**Exercise objective**
Your task is to filter the data below down to the lines holding "marker".

**Data section**
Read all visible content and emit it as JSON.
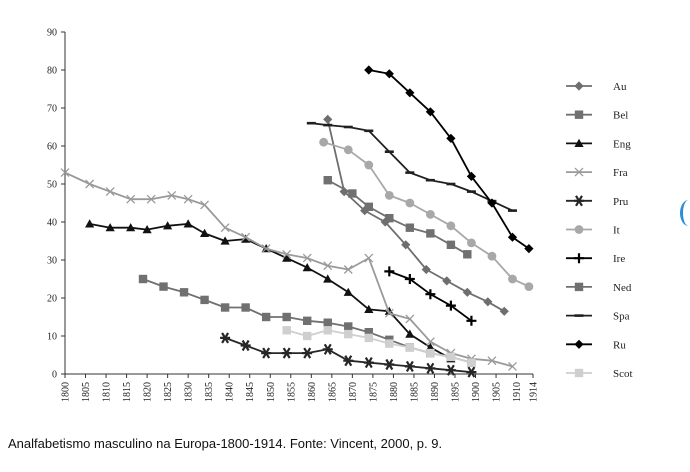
{
  "chart_data": {
    "type": "line",
    "title": "",
    "xlabel": "",
    "ylabel": "",
    "ylim": [
      0,
      90
    ],
    "xlim": [
      1800,
      1914
    ],
    "yticks": [
      0,
      10,
      20,
      30,
      40,
      50,
      60,
      70,
      80,
      90
    ],
    "xticks": [
      "1800",
      "1805",
      "1810",
      "1815",
      "1820",
      "1825",
      "1830",
      "1835",
      "1840",
      "1845",
      "1850",
      "1855",
      "1860",
      "1865",
      "1870",
      "1875",
      "1880",
      "1885",
      "1890",
      "1895",
      "1900",
      "1905",
      "1910",
      "1914"
    ],
    "grid": false,
    "legend_position": "right",
    "series": [
      {
        "name": "Au",
        "color": "#6e6e6e",
        "marker": "diamond",
        "x": [
          1864,
          1868,
          1873,
          1878,
          1883,
          1888,
          1893,
          1898,
          1903,
          1907
        ],
        "y": [
          67,
          48,
          43,
          40,
          34,
          27.5,
          24.5,
          21.5,
          19,
          16.5
        ]
      },
      {
        "name": "Bel",
        "color": "#707070",
        "marker": "square",
        "x": [
          1864,
          1870,
          1874,
          1879,
          1884,
          1889,
          1894,
          1898
        ],
        "y": [
          51,
          47.5,
          44,
          41,
          38.5,
          37,
          34,
          31.5
        ]
      },
      {
        "name": "Eng",
        "color": "#111111",
        "marker": "triangle",
        "x": [
          1806,
          1811,
          1816,
          1820,
          1825,
          1830,
          1834,
          1839,
          1844,
          1849,
          1854,
          1859,
          1864,
          1869,
          1874,
          1879,
          1884,
          1889,
          1894
        ],
        "y": [
          39.5,
          38.5,
          38.5,
          38,
          39,
          39.5,
          37,
          35,
          35.5,
          33,
          30.5,
          28,
          25,
          21.5,
          17,
          16.5,
          10.5,
          7,
          4
        ]
      },
      {
        "name": "Fra",
        "color": "#9a9a9a",
        "marker": "x",
        "x": [
          1800,
          1806,
          1811,
          1816,
          1821,
          1826,
          1830,
          1834,
          1839,
          1844,
          1849,
          1854,
          1859,
          1864,
          1869,
          1874,
          1879,
          1884,
          1889,
          1894,
          1899,
          1904,
          1909
        ],
        "y": [
          53,
          50,
          48,
          46,
          46,
          47,
          46,
          44.5,
          38.5,
          36,
          33,
          31.5,
          30.5,
          28.5,
          27.5,
          30.5,
          16,
          14.5,
          8.5,
          5.5,
          4,
          3.5,
          2
        ]
      },
      {
        "name": "Pru",
        "color": "#262626",
        "marker": "asterisk",
        "x": [
          1839,
          1844,
          1849,
          1854,
          1859,
          1864,
          1869,
          1874,
          1879,
          1884,
          1889,
          1894,
          1899
        ],
        "y": [
          9.5,
          7.5,
          5.5,
          5.5,
          5.5,
          6.5,
          3.5,
          3,
          2.5,
          2,
          1.5,
          1,
          0.5
        ]
      },
      {
        "name": "It",
        "color": "#a8a8a8",
        "marker": "circle",
        "x": [
          1863,
          1869,
          1874,
          1879,
          1884,
          1889,
          1894,
          1899,
          1904,
          1909,
          1913
        ],
        "y": [
          61,
          59,
          55,
          47,
          45,
          42,
          39,
          34.5,
          31,
          25,
          23
        ]
      },
      {
        "name": "Ire",
        "color": "#000000",
        "marker": "plus",
        "x": [
          1879,
          1884,
          1889,
          1894,
          1899
        ],
        "y": [
          27,
          25,
          21,
          18,
          14
        ]
      },
      {
        "name": "Ned",
        "color": "#707070",
        "marker": "square",
        "x": [
          1819,
          1824,
          1829,
          1834,
          1839,
          1844,
          1849,
          1854,
          1859,
          1864,
          1869,
          1874,
          1879,
          1884,
          1889,
          1894,
          1899
        ],
        "y": [
          25,
          23,
          21.5,
          19.5,
          17.5,
          17.5,
          15,
          15,
          14,
          13.5,
          12.5,
          11,
          9,
          7,
          5.5,
          4.5,
          3
        ]
      },
      {
        "name": "Spa",
        "color": "#202020",
        "marker": "dash",
        "x": [
          1860,
          1864,
          1869,
          1874,
          1879,
          1884,
          1889,
          1894,
          1899,
          1904,
          1909
        ],
        "y": [
          66,
          65.5,
          65,
          64,
          58.5,
          53,
          51,
          50,
          48,
          45.5,
          43
        ]
      },
      {
        "name": "Ru",
        "color": "#000000",
        "marker": "diamond",
        "x": [
          1874,
          1879,
          1884,
          1889,
          1894,
          1899,
          1904,
          1909,
          1913
        ],
        "y": [
          80,
          79,
          74,
          69,
          62,
          52,
          45,
          36,
          33
        ]
      },
      {
        "name": "Scot",
        "color": "#cfcfcf",
        "marker": "square",
        "x": [
          1854,
          1859,
          1864,
          1869,
          1874,
          1879,
          1884,
          1889,
          1894,
          1899
        ],
        "y": [
          11.5,
          10,
          11.5,
          10.5,
          9.5,
          8,
          7,
          5.5,
          4.5,
          3
        ]
      }
    ]
  },
  "caption": "Analfabetismo masculino na Europa-1800-1914. Fonte: Vincent, 2000, p. 9."
}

**Answer for this exercise**
        "marker": "diamond",
        "marker": "square",
        "marker": "triangle",
        "marker": "x",
        "marker": "asterisk",
        "marker": "circle",
        "marker": "plus",
        "marker": "square",
        "marker": "dash",
        "marker": "diamond",
        "marker": "square",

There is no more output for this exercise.